**Exercise requirements**
Return each line of the listing that contains the string "доверия".

◇ ◇ ◇

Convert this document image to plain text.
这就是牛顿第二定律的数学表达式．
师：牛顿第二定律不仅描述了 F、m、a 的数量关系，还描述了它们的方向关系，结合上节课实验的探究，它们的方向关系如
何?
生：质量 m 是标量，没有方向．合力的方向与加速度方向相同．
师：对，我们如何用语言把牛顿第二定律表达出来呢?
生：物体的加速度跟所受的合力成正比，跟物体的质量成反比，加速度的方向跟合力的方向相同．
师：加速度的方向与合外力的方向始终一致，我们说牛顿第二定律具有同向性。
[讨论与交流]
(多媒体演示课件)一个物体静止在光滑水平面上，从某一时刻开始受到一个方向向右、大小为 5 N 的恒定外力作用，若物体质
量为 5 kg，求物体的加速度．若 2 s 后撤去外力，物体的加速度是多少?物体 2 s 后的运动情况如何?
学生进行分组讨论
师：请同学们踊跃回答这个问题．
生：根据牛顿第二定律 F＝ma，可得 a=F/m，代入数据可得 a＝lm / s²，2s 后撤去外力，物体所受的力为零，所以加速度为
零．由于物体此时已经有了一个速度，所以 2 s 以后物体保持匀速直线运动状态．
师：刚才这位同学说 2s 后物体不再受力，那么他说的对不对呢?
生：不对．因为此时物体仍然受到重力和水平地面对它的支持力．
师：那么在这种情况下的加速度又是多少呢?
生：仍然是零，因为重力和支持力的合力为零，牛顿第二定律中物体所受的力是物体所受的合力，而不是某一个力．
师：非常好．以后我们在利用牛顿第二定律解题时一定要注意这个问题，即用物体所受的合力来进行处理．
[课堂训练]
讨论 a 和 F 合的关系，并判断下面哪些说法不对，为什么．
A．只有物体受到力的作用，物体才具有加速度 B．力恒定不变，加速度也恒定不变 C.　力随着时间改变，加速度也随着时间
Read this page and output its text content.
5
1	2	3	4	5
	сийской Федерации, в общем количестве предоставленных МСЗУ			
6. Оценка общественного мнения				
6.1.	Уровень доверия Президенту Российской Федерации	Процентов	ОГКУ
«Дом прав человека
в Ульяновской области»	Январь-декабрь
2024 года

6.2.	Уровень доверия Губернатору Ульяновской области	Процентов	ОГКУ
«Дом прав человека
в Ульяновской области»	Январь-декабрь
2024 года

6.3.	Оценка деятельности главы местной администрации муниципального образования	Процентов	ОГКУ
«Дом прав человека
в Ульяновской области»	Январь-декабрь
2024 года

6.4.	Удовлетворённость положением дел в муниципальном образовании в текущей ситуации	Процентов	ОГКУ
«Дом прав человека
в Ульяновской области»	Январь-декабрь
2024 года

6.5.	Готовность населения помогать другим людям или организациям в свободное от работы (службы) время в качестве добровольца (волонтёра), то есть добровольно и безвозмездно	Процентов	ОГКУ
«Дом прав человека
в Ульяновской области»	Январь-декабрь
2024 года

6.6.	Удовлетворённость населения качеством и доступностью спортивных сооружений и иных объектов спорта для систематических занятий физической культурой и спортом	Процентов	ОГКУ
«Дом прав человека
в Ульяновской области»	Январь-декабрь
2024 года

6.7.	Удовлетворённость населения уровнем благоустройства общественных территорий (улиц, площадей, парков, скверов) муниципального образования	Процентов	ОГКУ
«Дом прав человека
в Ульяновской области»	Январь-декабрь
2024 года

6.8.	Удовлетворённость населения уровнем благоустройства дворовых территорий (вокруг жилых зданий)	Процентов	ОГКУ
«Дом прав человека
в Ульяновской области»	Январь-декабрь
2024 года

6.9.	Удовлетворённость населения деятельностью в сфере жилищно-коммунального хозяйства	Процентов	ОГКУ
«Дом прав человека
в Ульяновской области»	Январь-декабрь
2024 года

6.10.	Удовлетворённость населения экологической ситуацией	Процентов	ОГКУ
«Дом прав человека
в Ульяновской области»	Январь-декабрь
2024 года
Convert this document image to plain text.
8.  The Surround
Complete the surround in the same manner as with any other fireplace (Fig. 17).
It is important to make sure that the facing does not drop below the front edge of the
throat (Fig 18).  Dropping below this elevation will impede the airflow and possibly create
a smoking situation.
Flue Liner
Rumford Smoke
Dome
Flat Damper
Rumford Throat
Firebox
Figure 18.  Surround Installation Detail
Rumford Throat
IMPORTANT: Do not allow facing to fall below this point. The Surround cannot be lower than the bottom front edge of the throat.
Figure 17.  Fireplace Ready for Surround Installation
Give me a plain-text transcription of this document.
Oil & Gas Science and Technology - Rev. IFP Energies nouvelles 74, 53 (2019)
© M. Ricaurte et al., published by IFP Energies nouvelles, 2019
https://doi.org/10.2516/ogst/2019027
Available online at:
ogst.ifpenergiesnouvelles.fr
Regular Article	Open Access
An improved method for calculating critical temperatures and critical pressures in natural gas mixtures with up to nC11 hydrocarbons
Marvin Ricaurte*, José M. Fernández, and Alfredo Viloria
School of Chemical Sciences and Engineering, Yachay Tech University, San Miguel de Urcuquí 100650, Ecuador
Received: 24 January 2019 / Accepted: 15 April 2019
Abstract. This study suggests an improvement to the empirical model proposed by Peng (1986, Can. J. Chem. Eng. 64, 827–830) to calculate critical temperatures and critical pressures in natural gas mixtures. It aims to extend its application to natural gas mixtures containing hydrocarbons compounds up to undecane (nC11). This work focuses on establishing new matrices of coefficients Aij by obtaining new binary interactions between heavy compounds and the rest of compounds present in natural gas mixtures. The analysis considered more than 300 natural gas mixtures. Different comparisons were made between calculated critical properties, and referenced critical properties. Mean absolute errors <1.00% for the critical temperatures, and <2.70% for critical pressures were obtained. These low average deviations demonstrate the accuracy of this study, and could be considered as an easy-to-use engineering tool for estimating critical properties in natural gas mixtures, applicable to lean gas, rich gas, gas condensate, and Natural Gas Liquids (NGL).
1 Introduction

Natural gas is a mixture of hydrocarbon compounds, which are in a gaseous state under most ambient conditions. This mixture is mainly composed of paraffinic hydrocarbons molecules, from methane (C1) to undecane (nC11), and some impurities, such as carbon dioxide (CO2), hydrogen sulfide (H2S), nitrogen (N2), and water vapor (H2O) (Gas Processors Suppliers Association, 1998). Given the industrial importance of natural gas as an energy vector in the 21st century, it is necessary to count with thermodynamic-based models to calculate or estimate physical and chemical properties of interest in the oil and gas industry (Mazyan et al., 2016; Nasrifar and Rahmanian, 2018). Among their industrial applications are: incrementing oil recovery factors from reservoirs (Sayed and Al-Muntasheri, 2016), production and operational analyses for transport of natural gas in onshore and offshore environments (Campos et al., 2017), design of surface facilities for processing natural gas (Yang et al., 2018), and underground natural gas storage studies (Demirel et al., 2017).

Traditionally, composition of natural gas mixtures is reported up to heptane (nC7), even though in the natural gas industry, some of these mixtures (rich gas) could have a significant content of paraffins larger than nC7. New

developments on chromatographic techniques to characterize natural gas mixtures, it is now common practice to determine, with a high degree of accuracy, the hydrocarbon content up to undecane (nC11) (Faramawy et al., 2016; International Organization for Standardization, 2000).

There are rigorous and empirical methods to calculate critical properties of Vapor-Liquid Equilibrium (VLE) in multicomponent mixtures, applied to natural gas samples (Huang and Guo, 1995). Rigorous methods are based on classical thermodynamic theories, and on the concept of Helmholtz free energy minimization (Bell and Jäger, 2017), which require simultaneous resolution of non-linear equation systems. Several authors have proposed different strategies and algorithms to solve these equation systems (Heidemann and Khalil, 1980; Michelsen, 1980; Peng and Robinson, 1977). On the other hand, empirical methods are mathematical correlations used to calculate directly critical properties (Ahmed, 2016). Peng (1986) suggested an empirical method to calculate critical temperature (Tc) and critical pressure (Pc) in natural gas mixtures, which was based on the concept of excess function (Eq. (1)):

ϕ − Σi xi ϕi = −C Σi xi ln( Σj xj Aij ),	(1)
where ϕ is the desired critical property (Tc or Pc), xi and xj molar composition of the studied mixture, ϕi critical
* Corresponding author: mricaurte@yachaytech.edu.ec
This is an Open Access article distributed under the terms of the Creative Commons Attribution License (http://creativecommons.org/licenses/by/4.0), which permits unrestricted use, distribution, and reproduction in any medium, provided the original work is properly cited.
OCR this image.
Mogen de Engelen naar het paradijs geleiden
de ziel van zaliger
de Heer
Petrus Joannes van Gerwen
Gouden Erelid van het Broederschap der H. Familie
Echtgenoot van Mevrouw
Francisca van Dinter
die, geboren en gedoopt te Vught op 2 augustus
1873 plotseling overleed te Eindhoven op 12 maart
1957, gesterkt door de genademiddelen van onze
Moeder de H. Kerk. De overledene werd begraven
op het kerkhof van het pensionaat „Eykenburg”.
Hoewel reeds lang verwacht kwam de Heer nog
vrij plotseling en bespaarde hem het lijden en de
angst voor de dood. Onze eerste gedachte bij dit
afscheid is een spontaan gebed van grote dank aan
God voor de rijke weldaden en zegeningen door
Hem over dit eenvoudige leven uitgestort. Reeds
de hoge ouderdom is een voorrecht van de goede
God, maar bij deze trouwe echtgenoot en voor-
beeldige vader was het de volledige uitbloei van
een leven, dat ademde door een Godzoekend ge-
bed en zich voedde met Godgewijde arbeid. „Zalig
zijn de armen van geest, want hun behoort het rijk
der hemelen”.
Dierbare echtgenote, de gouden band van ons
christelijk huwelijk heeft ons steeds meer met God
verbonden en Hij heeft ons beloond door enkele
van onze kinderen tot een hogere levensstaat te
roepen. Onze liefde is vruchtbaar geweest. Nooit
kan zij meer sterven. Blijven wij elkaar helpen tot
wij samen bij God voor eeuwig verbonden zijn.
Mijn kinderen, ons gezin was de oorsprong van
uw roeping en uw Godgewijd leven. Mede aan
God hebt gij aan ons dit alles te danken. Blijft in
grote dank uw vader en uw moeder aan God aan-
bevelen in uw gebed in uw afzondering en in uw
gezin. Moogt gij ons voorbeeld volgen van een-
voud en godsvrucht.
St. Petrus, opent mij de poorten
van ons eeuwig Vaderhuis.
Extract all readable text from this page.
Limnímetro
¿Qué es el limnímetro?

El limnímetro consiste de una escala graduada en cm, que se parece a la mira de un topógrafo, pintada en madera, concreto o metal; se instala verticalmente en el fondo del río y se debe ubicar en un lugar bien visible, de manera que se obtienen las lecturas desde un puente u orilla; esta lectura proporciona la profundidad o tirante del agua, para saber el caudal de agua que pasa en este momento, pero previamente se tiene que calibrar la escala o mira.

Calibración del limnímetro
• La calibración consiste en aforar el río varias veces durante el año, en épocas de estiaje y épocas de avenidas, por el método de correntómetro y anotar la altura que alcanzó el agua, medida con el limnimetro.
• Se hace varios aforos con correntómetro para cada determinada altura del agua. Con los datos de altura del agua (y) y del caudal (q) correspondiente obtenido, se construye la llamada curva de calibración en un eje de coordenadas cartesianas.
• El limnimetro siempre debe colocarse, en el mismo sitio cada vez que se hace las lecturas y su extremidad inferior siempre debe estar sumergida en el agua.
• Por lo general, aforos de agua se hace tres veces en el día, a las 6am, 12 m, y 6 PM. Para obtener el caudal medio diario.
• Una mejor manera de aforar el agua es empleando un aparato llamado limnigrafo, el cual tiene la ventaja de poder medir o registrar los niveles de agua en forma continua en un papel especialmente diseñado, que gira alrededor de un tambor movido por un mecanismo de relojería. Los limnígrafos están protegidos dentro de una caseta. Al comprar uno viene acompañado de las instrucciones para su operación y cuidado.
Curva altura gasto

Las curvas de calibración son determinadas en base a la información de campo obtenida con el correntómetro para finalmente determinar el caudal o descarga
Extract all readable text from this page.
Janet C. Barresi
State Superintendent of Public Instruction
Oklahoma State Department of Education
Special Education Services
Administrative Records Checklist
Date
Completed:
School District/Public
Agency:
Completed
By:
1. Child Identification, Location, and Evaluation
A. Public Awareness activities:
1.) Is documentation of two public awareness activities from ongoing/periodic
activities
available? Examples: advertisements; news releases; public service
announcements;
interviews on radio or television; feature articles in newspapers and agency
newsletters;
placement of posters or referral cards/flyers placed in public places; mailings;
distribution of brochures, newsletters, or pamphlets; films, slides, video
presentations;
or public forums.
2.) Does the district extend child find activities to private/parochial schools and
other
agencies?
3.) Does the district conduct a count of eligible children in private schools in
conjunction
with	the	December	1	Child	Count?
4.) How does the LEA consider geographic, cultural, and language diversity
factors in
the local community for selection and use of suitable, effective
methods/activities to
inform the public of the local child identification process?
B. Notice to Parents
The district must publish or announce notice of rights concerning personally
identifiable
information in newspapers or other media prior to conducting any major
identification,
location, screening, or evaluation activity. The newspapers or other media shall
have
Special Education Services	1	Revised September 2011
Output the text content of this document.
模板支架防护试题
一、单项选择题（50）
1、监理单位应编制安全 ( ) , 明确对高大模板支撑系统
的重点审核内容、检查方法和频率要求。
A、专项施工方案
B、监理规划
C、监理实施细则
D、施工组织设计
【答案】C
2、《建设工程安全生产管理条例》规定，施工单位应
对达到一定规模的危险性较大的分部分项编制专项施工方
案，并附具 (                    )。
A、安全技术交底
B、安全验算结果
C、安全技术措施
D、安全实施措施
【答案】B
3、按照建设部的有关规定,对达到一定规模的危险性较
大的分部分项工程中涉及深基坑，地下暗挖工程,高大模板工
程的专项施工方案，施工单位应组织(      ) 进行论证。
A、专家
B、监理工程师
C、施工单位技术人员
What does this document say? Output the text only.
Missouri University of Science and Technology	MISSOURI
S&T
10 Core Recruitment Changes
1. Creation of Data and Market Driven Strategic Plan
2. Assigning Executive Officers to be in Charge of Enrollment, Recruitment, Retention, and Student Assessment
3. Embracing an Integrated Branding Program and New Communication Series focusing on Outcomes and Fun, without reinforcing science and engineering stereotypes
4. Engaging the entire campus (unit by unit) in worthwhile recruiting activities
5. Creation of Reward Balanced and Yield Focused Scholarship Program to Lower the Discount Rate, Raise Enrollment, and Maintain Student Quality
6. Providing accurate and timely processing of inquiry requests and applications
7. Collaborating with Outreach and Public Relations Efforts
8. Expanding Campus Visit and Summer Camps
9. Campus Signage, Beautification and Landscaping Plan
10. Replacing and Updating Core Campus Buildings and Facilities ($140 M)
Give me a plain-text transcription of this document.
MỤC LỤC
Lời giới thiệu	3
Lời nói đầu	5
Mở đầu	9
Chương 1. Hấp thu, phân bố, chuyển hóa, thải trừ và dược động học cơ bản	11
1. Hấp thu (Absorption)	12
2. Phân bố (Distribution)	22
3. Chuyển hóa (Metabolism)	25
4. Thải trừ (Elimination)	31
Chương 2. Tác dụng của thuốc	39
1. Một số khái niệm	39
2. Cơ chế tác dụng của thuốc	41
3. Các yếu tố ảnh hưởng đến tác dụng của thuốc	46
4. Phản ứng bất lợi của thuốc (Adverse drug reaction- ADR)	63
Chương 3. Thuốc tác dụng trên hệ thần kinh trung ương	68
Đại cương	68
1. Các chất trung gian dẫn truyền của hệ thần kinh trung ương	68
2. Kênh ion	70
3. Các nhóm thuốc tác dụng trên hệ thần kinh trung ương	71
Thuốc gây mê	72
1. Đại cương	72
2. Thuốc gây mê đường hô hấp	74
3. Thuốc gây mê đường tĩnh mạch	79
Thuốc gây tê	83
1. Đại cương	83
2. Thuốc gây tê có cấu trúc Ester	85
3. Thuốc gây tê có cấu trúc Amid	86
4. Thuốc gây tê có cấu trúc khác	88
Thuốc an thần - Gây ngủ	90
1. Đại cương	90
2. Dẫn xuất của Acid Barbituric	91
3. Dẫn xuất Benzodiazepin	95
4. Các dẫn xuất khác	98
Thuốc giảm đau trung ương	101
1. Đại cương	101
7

◇ ◇ ◇

**Written response**
6.1.	Уровень доверия Президенту Российской Федерации	Процентов	ОГКУ
6.2.	Уровень доверия Губернатору Ульяновской области	Процентов	ОГКУ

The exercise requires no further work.